-- START ENTRIES --

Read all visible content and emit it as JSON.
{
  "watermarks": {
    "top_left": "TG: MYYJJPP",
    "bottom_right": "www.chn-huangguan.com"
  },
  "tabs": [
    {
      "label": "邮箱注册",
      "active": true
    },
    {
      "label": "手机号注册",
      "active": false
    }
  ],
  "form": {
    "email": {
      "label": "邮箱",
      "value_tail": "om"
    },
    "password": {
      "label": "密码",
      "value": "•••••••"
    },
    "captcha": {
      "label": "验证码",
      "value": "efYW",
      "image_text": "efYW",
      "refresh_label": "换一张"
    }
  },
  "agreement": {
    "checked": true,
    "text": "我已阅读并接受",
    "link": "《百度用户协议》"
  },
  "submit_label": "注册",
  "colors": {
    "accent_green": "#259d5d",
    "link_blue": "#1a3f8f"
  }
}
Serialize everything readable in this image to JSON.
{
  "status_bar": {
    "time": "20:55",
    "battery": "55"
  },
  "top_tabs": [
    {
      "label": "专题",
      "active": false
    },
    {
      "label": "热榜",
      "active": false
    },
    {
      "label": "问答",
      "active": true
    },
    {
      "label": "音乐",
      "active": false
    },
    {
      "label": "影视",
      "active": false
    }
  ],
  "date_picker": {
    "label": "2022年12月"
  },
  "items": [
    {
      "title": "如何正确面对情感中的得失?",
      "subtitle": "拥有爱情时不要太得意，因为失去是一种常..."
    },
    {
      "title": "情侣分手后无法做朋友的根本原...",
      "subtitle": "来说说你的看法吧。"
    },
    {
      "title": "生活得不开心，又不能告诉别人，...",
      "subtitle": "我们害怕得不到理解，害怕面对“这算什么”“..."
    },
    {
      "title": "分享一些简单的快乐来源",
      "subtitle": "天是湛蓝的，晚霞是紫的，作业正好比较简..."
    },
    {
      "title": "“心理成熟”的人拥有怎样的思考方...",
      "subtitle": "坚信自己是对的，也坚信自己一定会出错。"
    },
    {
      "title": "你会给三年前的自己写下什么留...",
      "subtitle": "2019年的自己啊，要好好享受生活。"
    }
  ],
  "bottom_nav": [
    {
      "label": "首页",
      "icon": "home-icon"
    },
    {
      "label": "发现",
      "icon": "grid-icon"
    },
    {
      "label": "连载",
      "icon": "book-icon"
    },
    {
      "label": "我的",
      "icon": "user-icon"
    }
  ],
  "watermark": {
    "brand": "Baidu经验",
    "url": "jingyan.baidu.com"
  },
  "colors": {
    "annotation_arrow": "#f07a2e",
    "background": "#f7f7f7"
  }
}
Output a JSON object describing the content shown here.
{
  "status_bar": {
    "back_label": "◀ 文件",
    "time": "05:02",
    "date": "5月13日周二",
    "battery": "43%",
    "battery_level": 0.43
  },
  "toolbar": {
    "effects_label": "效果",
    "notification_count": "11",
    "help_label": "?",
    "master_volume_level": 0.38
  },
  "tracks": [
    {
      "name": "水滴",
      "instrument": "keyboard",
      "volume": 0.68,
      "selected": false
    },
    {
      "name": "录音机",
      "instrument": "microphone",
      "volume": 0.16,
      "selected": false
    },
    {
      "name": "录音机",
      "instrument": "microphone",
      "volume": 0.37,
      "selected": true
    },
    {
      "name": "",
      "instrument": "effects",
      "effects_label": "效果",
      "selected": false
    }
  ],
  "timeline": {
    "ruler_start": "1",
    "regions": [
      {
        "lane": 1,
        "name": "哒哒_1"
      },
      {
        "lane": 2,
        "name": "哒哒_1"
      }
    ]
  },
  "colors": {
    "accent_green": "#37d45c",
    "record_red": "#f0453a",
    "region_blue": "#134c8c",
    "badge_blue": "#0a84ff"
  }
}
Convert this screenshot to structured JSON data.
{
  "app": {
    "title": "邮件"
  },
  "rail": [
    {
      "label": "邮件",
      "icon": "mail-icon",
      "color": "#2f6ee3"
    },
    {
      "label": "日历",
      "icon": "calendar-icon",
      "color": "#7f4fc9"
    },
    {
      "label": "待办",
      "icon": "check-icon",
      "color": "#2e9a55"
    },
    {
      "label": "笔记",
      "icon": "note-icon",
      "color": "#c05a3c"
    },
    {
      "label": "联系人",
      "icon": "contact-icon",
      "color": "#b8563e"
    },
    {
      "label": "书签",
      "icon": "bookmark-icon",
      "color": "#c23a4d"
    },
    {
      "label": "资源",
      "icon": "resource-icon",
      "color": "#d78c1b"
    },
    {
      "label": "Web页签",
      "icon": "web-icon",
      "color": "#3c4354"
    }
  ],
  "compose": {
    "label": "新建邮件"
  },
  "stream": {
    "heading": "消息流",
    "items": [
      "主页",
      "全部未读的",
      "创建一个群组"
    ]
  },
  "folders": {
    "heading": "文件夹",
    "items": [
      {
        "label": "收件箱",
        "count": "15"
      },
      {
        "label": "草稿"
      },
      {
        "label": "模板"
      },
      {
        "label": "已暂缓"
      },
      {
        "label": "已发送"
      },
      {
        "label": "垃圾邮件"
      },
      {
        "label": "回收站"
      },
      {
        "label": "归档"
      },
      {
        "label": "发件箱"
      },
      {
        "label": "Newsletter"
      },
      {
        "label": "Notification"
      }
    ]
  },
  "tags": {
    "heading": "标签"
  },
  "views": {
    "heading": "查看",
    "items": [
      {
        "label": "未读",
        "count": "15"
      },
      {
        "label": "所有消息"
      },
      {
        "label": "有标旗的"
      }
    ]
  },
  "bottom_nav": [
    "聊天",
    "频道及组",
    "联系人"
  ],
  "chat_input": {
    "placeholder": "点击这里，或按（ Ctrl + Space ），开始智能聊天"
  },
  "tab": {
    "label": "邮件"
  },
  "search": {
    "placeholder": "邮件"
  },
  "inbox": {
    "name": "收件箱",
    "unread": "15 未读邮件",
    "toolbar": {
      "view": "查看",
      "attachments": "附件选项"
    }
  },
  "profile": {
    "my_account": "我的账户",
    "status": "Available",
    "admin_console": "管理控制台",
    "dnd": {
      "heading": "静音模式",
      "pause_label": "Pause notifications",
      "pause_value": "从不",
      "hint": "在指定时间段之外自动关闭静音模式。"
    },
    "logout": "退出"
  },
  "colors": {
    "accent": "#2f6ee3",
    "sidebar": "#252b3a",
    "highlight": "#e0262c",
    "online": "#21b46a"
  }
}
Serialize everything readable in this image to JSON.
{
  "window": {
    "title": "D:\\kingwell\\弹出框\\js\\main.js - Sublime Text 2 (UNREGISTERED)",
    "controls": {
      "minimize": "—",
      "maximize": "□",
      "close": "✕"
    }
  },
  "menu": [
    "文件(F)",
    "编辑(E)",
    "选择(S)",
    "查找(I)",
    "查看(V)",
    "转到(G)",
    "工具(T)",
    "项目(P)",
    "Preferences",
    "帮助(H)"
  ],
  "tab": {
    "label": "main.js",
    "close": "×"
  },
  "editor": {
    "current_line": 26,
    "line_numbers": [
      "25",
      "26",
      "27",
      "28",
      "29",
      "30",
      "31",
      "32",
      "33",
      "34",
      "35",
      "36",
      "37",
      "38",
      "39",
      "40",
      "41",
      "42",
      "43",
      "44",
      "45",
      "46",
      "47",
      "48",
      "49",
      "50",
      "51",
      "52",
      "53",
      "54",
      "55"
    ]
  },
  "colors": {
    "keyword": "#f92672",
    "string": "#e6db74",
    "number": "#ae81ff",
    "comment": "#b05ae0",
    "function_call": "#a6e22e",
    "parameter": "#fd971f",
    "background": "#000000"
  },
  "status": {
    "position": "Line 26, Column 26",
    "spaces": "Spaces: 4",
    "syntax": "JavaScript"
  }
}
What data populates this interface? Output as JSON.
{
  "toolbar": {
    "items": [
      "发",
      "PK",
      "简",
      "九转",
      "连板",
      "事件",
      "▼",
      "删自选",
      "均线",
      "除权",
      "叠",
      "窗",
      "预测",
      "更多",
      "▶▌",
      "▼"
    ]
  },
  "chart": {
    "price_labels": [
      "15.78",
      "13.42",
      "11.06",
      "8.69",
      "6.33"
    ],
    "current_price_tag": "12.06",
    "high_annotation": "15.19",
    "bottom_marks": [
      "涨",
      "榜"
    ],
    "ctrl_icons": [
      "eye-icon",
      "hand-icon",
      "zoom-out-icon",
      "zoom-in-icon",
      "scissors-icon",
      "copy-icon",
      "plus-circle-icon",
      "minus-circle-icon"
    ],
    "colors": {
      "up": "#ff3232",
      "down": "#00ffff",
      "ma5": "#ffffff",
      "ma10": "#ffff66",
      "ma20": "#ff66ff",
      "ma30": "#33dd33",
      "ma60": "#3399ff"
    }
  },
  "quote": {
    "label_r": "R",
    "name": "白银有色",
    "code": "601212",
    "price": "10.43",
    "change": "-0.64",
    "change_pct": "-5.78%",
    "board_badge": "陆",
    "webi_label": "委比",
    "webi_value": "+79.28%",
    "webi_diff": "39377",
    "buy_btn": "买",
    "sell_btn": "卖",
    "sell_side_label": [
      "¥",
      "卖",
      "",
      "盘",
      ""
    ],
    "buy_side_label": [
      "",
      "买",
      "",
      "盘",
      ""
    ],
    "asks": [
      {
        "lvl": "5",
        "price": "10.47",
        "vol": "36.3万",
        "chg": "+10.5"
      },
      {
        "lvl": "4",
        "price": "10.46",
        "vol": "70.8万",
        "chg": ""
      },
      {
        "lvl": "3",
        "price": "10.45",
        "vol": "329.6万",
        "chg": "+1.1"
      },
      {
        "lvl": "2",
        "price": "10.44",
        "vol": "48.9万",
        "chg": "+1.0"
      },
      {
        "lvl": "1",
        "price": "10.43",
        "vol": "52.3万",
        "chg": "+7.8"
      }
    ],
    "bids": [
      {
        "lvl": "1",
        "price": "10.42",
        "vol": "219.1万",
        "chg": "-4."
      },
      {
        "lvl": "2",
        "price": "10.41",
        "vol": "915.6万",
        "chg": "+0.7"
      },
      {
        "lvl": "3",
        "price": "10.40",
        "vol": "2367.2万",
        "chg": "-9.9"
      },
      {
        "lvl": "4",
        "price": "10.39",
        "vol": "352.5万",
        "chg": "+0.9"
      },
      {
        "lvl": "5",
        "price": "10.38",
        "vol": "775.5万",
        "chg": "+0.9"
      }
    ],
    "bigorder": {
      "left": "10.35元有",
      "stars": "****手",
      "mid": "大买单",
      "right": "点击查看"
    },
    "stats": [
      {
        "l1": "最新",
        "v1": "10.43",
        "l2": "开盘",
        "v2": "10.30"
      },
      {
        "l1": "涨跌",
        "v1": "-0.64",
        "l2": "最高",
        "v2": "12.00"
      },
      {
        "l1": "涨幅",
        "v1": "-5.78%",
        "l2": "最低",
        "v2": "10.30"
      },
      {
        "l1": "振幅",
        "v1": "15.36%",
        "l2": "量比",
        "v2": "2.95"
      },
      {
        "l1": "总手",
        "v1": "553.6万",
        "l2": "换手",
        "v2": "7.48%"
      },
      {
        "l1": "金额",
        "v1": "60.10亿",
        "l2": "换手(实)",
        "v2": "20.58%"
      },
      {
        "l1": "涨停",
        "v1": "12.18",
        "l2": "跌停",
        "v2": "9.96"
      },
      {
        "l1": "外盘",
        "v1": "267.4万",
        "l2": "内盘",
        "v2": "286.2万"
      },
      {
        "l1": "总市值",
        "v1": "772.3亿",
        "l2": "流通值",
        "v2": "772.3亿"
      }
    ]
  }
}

-- END ENTRIES --

--- YOUR GOAL ---
Where a line of the material above holds the string "placeholder", copy that line.

--- FULL ANSWER ---
    "placeholder": "点击这里，或按（ Ctrl + Space ），开始智能聊天"
    "placeholder": "邮件"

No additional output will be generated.